Stored items from a collection:
- - - -
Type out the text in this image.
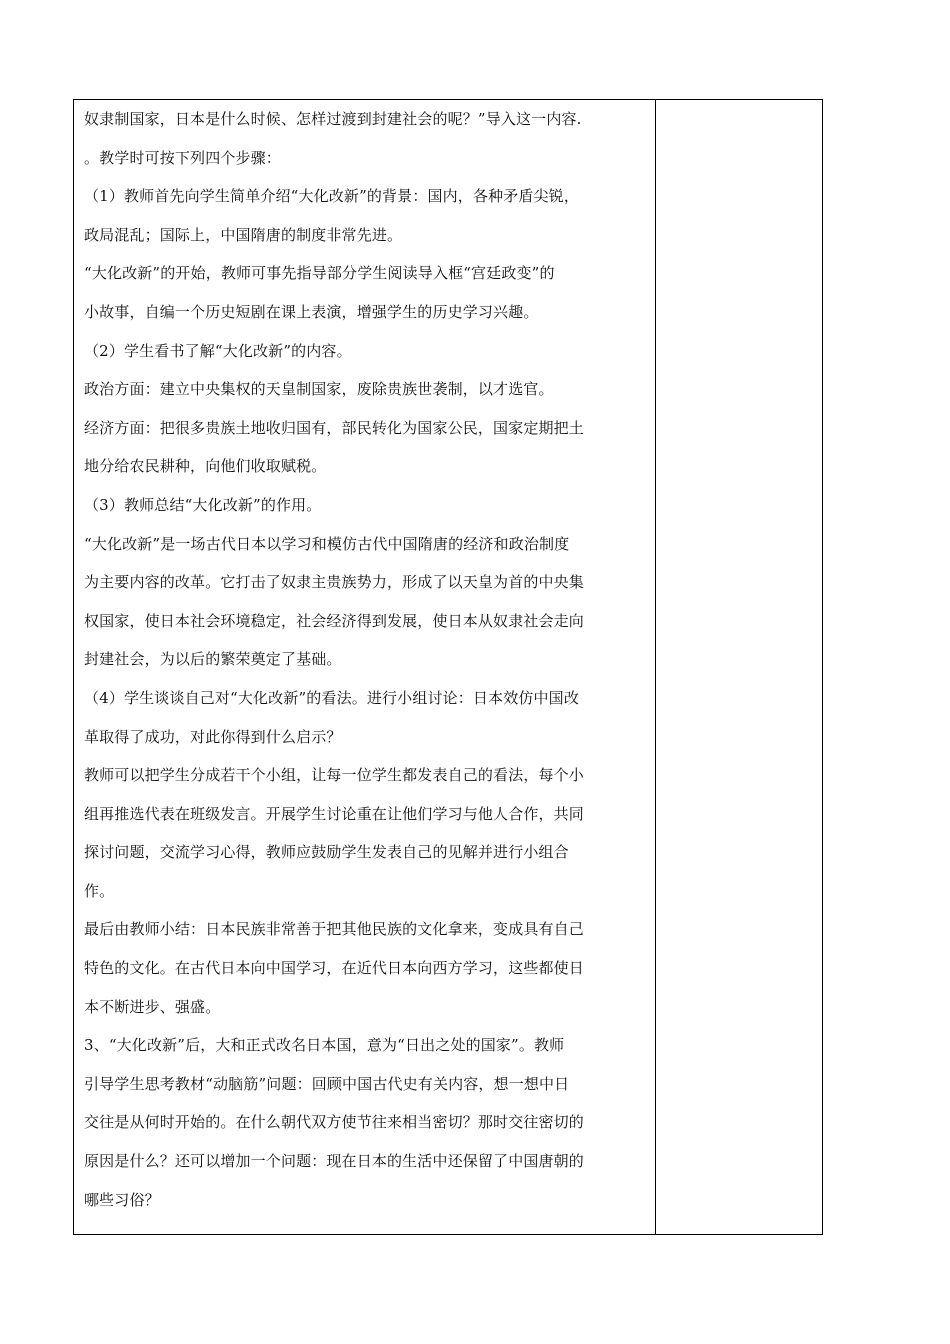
奴隶制国家，日本是什么时候、怎样过渡到封建社会的呢？”导入这一内容.
。教学时可按下列四个步骤：
（1）教师首先向学生简单介绍“大化改新”的背景：国内，各种矛盾尖锐，
政局混乱；国际上，中国隋唐的制度非常先进。
“大化改新”的开始，教师可事先指导部分学生阅读导入框“宫廷政变”的
小故事，自编一个历史短剧在课上表演，增强学生的历史学习兴趣。
（2）学生看书了解“大化改新”的内容。
政治方面：建立中央集权的天皇制国家，废除贵族世袭制，以才选官。
经济方面：把很多贵族土地收归国有，部民转化为国家公民，国家定期把土
地分给农民耕种，向他们收取赋税。
（3）教师总结“大化改新”的作用。
“大化改新”是一场古代日本以学习和模仿古代中国隋唐的经济和政治制度
为主要内容的改革。它打击了奴隶主贵族势力，形成了以天皇为首的中央集
权国家，使日本社会环境稳定，社会经济得到发展，使日本从奴隶社会走向
封建社会，为以后的繁荣奠定了基础。
（4）学生谈谈自己对“大化改新”的看法。进行小组讨论：日本效仿中国改
革取得了成功，对此你得到什么启示？
教师可以把学生分成若干个小组，让每一位学生都发表自己的看法，每个小
组再推选代表在班级发言。开展学生讨论重在让他们学习与他人合作，共同
探讨问题，交流学习心得，教师应鼓励学生发表自己的见解并进行小组合
作。
最后由教师小结：日本民族非常善于把其他民族的文化拿来，变成具有自己
特色的文化。在古代日本向中国学习，在近代日本向西方学习，这些都使日
本不断进步、强盛。
3、“大化改新”后，大和正式改名日本国，意为“日出之处的国家”。教师
引导学生思考教材“动脑筋”问题：回顾中国古代史有关内容，想一想中日
交往是从何时开始的。在什么朝代双方使节往来相当密切？那时交往密切的
原因是什么？还可以增加一个问题：现在日本的生活中还保留了中国唐朝的
哪些习俗？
- - - -
Objective: In the copy, include all records verbatim but no images.

Response to this exercise:
Type out the text in this image.
奴隶制国家，日本是什么时候、怎样过渡到封建社会的呢？”导入这一内容.
。教学时可按下列四个步骤：
（1）教师首先向学生简单介绍“大化改新”的背景：国内，各种矛盾尖锐，
政局混乱；国际上，中国隋唐的制度非常先进。
“大化改新”的开始，教师可事先指导部分学生阅读导入框“宫廷政变”的
小故事，自编一个历史短剧在课上表演，增强学生的历史学习兴趣。
（2）学生看书了解“大化改新”的内容。
政治方面：建立中央集权的天皇制国家，废除贵族世袭制，以才选官。
经济方面：把很多贵族土地收归国有，部民转化为国家公民，国家定期把土
地分给农民耕种，向他们收取赋税。
（3）教师总结“大化改新”的作用。
“大化改新”是一场古代日本以学习和模仿古代中国隋唐的经济和政治制度
为主要内容的改革。它打击了奴隶主贵族势力，形成了以天皇为首的中央集
权国家，使日本社会环境稳定，社会经济得到发展，使日本从奴隶社会走向
封建社会，为以后的繁荣奠定了基础。
（4）学生谈谈自己对“大化改新”的看法。进行小组讨论：日本效仿中国改
革取得了成功，对此你得到什么启示？
教师可以把学生分成若干个小组，让每一位学生都发表自己的看法，每个小
组再推选代表在班级发言。开展学生讨论重在让他们学习与他人合作，共同
探讨问题，交流学习心得，教师应鼓励学生发表自己的见解并进行小组合
作。
最后由教师小结：日本民族非常善于把其他民族的文化拿来，变成具有自己
特色的文化。在古代日本向中国学习，在近代日本向西方学习，这些都使日
本不断进步、强盛。
3、“大化改新”后，大和正式改名日本国，意为“日出之处的国家”。教师
引导学生思考教材“动脑筋”问题：回顾中国古代史有关内容，想一想中日
交往是从何时开始的。在什么朝代双方使节往来相当密切？那时交往密切的
原因是什么？还可以增加一个问题：现在日本的生活中还保留了中国唐朝的
哪些习俗？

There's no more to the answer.